§ Exercise goal
Gather up every line that includes the string "type".

[Begin Record set]

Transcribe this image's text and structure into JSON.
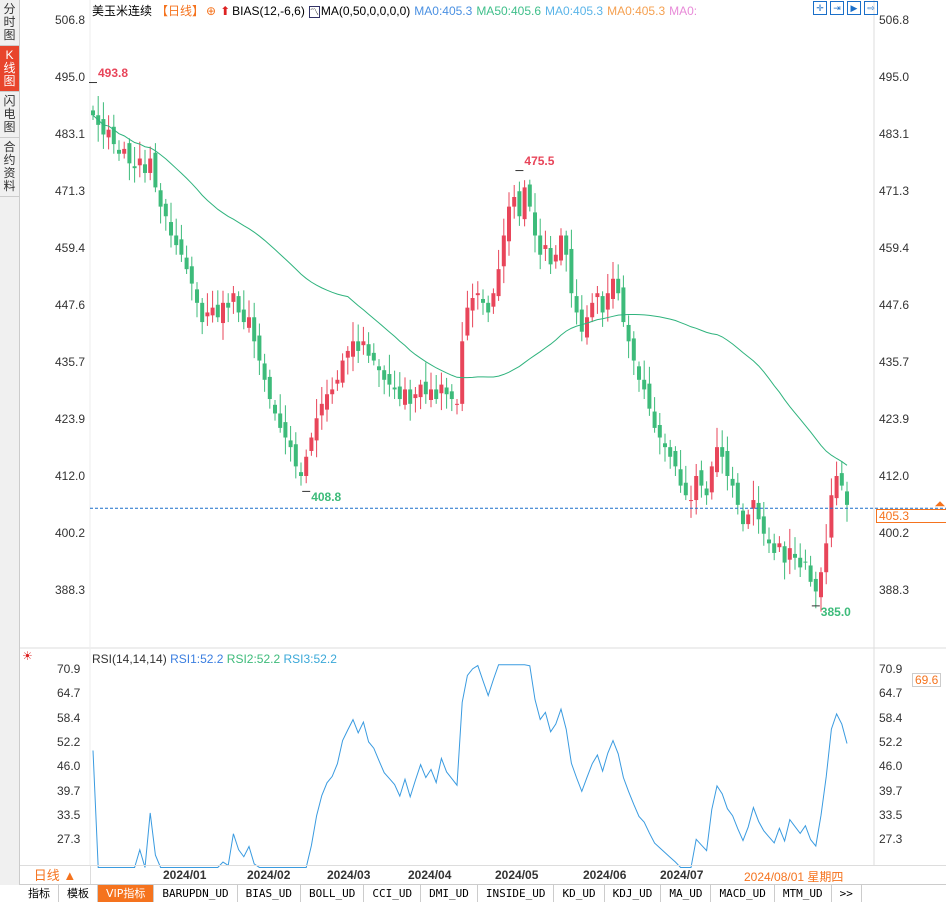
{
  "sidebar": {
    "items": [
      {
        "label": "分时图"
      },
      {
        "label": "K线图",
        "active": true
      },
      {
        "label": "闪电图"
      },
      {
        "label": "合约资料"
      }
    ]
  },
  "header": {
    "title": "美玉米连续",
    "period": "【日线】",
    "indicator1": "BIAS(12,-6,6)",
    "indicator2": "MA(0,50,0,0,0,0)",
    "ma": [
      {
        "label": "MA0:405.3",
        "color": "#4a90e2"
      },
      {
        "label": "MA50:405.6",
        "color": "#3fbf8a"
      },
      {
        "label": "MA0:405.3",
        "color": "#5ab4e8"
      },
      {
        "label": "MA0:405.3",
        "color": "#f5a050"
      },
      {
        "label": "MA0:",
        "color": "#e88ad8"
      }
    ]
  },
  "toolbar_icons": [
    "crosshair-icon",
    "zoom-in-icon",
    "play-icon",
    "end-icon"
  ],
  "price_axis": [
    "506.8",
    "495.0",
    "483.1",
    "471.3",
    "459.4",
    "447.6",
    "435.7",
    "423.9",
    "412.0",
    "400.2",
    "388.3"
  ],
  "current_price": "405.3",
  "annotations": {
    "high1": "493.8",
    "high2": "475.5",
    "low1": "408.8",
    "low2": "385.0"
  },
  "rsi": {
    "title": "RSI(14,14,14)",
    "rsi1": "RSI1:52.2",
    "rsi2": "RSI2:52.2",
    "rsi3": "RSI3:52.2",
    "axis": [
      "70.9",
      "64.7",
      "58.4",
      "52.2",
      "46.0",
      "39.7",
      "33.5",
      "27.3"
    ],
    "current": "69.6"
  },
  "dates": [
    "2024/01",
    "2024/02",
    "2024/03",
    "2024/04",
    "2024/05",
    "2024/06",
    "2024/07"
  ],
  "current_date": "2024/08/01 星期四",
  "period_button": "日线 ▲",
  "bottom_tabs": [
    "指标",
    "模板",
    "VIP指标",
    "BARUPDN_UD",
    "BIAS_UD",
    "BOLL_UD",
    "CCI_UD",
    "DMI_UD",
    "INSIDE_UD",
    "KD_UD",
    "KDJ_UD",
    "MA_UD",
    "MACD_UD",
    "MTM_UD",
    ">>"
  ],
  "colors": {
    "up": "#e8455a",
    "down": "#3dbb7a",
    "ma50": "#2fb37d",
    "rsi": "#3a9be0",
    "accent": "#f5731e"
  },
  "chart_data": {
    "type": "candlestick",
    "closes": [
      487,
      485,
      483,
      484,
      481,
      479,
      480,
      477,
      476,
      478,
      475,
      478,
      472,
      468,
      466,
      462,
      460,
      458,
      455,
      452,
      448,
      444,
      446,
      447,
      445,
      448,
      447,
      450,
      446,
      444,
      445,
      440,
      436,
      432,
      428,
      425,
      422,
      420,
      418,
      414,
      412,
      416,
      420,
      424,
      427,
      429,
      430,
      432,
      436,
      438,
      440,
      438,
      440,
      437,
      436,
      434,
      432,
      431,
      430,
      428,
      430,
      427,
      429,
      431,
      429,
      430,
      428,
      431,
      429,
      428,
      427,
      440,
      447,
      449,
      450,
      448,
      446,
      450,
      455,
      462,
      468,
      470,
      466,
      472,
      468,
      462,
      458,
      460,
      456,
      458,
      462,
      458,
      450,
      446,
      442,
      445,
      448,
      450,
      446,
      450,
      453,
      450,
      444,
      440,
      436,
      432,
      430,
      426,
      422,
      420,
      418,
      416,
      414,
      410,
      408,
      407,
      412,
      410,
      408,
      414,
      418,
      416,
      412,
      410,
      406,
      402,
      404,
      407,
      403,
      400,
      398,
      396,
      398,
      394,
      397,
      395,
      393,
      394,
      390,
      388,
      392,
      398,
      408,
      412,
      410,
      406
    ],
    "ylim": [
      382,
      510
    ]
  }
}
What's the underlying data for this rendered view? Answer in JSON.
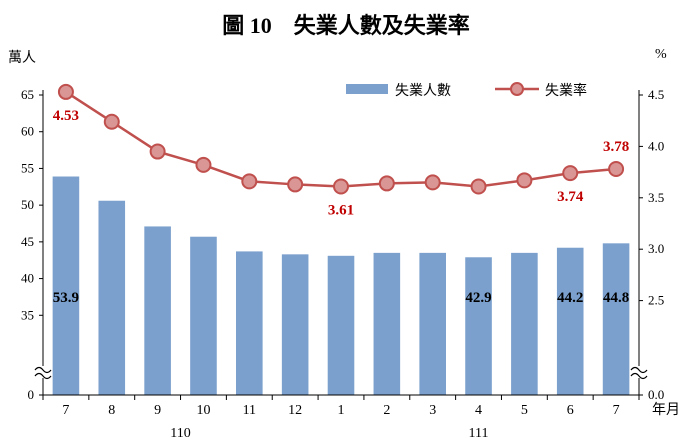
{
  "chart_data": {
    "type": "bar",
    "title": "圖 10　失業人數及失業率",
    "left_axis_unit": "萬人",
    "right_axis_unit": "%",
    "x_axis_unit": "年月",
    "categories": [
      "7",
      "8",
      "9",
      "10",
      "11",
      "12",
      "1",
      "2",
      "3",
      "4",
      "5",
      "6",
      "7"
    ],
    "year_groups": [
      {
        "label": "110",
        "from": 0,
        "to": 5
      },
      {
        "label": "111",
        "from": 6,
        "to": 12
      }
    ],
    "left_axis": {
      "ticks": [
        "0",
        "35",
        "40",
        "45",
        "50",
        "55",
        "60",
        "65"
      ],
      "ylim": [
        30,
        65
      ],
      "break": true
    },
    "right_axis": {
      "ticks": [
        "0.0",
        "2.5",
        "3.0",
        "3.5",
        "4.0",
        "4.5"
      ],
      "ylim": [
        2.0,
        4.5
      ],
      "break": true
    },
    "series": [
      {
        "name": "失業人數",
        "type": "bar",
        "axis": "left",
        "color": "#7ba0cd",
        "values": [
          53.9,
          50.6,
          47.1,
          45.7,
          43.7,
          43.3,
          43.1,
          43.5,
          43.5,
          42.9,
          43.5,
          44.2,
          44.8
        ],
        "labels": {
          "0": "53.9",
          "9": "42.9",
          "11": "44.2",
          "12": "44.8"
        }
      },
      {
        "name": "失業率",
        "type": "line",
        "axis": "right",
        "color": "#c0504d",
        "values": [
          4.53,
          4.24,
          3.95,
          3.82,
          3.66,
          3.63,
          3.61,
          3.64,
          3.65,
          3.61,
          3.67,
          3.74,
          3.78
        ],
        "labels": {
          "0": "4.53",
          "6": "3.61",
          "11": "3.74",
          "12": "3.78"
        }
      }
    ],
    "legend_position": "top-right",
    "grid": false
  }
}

[End Record set]

§ Response to this exercise
    "type": "candlestick",
    "type": "bar",
        "type": "bar",
        "type": "line",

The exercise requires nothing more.